### Short problem
Pull each line holding the word "Segments" from the data.

(Data records)
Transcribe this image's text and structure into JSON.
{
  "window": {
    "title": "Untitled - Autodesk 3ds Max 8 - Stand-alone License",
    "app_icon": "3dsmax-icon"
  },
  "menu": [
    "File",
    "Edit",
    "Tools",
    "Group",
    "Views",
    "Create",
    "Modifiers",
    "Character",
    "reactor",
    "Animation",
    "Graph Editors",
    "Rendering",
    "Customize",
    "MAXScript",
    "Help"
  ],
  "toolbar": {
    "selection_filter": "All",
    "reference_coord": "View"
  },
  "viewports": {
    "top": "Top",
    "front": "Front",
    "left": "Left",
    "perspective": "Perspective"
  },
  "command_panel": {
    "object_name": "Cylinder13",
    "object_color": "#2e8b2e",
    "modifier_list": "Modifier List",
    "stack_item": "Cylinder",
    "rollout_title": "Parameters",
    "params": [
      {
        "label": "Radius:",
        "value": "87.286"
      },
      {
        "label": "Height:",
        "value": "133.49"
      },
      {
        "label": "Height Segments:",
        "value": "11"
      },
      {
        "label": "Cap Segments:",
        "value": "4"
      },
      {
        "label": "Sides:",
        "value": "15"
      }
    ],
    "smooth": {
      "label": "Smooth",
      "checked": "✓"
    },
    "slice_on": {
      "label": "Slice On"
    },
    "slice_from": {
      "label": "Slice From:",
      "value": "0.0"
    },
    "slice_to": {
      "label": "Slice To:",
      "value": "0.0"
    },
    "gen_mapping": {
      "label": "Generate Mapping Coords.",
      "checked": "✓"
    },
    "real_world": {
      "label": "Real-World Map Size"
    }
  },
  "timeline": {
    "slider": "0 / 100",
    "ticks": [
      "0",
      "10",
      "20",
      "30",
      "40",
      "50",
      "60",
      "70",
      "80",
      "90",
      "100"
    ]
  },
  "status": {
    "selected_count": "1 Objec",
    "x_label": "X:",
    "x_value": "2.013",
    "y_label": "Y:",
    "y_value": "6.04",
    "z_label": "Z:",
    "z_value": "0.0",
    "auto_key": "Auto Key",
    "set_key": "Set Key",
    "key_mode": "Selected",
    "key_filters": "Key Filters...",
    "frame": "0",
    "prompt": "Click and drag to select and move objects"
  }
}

### Completed task
        "label": "Height Segments:",
        "label": "Cap Segments:",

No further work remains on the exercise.